Written task
Below are the records. Gather each line that holds "چاہیے".

Supplied material
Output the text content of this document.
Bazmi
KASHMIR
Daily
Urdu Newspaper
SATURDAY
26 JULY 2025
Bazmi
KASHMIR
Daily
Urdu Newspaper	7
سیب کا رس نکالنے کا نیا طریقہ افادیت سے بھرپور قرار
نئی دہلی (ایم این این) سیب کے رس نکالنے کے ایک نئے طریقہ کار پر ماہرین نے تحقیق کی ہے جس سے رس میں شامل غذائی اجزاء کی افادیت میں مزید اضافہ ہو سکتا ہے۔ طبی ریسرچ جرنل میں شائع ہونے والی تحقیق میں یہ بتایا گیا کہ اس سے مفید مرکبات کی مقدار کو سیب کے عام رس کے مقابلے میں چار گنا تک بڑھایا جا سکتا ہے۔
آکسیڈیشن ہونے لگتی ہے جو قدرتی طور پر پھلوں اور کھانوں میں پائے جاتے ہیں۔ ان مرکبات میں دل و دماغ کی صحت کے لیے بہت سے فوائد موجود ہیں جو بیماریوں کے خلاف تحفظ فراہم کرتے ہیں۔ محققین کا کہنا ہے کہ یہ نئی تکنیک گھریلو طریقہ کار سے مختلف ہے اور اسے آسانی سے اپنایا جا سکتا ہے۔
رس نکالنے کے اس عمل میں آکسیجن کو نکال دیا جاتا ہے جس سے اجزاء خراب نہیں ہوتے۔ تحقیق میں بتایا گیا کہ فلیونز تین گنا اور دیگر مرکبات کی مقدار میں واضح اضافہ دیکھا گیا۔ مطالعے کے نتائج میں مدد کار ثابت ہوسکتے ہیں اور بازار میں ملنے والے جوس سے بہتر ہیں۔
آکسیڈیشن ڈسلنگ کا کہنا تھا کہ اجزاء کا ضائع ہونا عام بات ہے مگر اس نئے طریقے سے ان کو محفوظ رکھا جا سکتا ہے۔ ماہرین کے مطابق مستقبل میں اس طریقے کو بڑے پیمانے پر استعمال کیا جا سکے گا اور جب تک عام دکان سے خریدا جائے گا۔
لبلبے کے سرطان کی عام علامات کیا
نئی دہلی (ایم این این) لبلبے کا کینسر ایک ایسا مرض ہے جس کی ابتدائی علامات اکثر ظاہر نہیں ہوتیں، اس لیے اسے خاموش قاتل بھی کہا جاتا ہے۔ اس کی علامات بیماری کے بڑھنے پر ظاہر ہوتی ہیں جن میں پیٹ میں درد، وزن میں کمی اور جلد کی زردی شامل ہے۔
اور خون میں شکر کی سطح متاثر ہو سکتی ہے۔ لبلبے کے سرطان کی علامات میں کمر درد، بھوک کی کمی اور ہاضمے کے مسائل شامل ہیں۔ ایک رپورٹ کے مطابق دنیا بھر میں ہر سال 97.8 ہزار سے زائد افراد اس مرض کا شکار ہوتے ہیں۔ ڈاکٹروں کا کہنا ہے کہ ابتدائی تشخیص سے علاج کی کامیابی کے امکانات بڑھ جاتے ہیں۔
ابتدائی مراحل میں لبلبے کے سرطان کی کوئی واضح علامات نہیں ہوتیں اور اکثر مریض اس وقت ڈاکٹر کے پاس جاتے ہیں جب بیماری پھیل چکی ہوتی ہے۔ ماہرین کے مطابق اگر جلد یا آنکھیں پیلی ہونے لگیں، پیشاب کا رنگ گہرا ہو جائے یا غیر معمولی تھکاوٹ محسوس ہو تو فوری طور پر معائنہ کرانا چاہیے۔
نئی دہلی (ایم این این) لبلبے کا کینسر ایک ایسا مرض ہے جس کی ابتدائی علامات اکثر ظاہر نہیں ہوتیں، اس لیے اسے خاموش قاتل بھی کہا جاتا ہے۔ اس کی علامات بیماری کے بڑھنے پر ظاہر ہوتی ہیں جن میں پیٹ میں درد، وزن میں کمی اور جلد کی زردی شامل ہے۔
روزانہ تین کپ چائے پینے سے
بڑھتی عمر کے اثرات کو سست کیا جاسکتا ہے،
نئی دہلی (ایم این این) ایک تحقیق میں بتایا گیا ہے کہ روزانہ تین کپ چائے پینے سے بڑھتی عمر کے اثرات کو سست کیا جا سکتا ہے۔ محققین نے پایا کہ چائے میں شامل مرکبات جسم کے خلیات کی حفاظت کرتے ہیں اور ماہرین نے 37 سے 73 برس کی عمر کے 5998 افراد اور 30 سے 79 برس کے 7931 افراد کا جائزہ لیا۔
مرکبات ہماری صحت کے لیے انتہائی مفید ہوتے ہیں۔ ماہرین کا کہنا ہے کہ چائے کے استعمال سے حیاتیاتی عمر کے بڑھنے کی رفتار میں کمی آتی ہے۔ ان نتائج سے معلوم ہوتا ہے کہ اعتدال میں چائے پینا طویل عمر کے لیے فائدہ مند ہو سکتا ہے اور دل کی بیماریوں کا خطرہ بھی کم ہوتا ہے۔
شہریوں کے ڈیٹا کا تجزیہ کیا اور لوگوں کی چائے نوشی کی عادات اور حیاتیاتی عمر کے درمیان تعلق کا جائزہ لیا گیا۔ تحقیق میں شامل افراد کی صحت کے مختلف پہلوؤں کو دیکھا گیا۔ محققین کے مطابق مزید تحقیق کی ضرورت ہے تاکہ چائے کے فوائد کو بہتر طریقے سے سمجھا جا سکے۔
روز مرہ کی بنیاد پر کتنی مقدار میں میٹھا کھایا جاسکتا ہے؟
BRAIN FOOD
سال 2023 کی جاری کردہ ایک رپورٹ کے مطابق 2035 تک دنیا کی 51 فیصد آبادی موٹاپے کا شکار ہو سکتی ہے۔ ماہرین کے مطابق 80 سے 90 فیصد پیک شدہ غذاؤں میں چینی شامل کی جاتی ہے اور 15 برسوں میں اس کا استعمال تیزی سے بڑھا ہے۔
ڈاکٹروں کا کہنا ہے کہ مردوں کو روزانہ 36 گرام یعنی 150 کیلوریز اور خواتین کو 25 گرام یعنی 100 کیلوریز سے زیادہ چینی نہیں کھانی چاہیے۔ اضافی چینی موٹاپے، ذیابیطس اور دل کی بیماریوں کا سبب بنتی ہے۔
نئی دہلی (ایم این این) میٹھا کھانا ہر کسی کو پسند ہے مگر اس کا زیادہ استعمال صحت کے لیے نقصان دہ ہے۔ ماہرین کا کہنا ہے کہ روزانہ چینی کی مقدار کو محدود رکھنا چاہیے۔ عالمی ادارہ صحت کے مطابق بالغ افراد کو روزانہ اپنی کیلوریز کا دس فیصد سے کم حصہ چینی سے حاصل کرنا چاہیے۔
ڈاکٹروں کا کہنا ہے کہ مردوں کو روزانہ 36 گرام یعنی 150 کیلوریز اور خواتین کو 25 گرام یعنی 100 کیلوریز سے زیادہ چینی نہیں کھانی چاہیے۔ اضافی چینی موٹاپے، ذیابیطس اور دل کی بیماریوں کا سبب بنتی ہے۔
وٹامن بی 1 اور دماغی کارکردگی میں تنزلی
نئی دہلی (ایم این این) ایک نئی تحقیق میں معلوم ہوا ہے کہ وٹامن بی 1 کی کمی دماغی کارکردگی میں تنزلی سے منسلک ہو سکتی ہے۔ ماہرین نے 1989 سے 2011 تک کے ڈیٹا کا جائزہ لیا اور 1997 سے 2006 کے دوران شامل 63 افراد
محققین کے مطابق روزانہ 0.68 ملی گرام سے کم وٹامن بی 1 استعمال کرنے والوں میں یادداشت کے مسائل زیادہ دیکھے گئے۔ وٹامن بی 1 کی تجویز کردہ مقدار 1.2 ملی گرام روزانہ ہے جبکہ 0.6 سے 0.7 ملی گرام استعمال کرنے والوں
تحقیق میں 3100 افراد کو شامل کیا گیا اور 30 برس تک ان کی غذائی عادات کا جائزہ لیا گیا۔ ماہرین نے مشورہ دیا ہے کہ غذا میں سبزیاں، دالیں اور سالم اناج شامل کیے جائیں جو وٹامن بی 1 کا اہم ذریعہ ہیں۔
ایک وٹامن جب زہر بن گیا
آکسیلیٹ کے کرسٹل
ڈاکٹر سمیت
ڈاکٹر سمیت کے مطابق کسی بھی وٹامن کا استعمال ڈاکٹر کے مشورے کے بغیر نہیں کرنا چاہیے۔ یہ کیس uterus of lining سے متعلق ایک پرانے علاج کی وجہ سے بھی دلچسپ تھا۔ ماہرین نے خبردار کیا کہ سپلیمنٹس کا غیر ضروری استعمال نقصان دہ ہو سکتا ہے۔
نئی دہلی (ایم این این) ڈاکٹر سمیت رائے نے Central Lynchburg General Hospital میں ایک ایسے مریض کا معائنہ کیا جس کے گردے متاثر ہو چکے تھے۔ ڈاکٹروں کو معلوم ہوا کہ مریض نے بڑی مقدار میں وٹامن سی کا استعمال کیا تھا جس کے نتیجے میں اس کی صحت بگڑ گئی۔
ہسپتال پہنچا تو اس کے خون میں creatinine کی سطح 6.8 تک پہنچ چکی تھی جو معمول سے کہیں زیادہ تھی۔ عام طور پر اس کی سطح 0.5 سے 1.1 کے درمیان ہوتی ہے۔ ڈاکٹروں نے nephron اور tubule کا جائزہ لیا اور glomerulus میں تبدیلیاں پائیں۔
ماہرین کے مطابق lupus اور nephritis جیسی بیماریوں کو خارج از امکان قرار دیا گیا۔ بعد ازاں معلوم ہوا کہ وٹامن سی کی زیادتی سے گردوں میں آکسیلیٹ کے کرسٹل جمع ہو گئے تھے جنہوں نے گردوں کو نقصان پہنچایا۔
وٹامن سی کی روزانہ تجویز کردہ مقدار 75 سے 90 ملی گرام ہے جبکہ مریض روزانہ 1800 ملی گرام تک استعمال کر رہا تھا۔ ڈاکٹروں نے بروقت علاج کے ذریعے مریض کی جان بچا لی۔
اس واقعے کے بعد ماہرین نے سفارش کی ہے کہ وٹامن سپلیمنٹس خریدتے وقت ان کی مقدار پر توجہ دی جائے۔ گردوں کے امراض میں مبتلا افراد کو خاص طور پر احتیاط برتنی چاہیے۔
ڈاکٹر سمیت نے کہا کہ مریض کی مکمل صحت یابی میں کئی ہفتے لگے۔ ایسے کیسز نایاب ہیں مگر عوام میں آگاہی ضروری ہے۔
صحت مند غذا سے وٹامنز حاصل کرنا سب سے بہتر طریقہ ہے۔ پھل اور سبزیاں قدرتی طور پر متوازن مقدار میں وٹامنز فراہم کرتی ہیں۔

Result of the task
ابتدائی مراحل میں لبلبے کے سرطان کی کوئی واضح علامات نہیں ہوتیں اور اکثر مریض اس وقت ڈاکٹر کے پاس جاتے ہیں جب بیماری پھیل چکی ہوتی ہے۔ ماہرین کے مطابق اگر جلد یا آنکھیں پیلی ہونے لگیں، پیشاب کا رنگ گہرا ہو جائے یا غیر معمولی تھکاوٹ محسوس ہو تو فوری طور پر معائنہ کرانا چاہیے۔
ڈاکٹروں کا کہنا ہے کہ مردوں کو روزانہ 36 گرام یعنی 150 کیلوریز اور خواتین کو 25 گرام یعنی 100 کیلوریز سے زیادہ چینی نہیں کھانی چاہیے۔ اضافی چینی موٹاپے، ذیابیطس اور دل کی بیماریوں کا سبب بنتی ہے۔
نئی دہلی (ایم این این) میٹھا کھانا ہر کسی کو پسند ہے مگر اس کا زیادہ استعمال صحت کے لیے نقصان دہ ہے۔ ماہرین کا کہنا ہے کہ روزانہ چینی کی مقدار کو محدود رکھنا چاہیے۔ عالمی ادارہ صحت کے مطابق بالغ افراد کو روزانہ اپنی کیلوریز کا دس فیصد سے کم حصہ چینی سے حاصل کرنا چاہیے۔
ڈاکٹروں کا کہنا ہے کہ مردوں کو روزانہ 36 گرام یعنی 150 کیلوریز اور خواتین کو 25 گرام یعنی 100 کیلوریز سے زیادہ چینی نہیں کھانی چاہیے۔ اضافی چینی موٹاپے، ذیابیطس اور دل کی بیماریوں کا سبب بنتی ہے۔
ڈاکٹر سمیت کے مطابق کسی بھی وٹامن کا استعمال ڈاکٹر کے مشورے کے بغیر نہیں کرنا چاہیے۔ یہ کیس uterus of lining سے متعلق ایک پرانے علاج کی وجہ سے بھی دلچسپ تھا۔ ماہرین نے خبردار کیا کہ سپلیمنٹس کا غیر ضروری استعمال نقصان دہ ہو سکتا ہے۔
اس واقعے کے بعد ماہرین نے سفارش کی ہے کہ وٹامن سپلیمنٹس خریدتے وقت ان کی مقدار پر توجہ دی جائے۔ گردوں کے امراض میں مبتلا افراد کو خاص طور پر احتیاط برتنی چاہیے۔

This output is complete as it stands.